- Given instruction: Extract every line that includes the string "phone".

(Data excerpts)
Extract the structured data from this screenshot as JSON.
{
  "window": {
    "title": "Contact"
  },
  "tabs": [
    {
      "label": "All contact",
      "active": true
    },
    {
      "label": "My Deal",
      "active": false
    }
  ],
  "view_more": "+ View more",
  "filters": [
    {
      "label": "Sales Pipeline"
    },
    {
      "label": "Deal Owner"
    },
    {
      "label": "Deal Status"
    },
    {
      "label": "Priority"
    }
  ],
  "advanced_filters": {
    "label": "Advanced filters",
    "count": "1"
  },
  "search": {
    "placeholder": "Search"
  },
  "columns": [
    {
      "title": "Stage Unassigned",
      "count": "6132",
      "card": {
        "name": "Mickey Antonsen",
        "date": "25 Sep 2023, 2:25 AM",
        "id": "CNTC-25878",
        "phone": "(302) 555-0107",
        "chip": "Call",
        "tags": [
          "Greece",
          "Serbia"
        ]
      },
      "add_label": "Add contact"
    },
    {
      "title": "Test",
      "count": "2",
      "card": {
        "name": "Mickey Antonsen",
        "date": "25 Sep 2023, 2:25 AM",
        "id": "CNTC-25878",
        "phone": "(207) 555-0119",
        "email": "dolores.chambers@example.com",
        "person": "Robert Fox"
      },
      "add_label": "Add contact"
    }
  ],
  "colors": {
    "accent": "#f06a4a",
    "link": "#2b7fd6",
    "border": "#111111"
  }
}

- The answer:
        "phone": "(302) 555-0107",
        "phone": "(207) 555-0119",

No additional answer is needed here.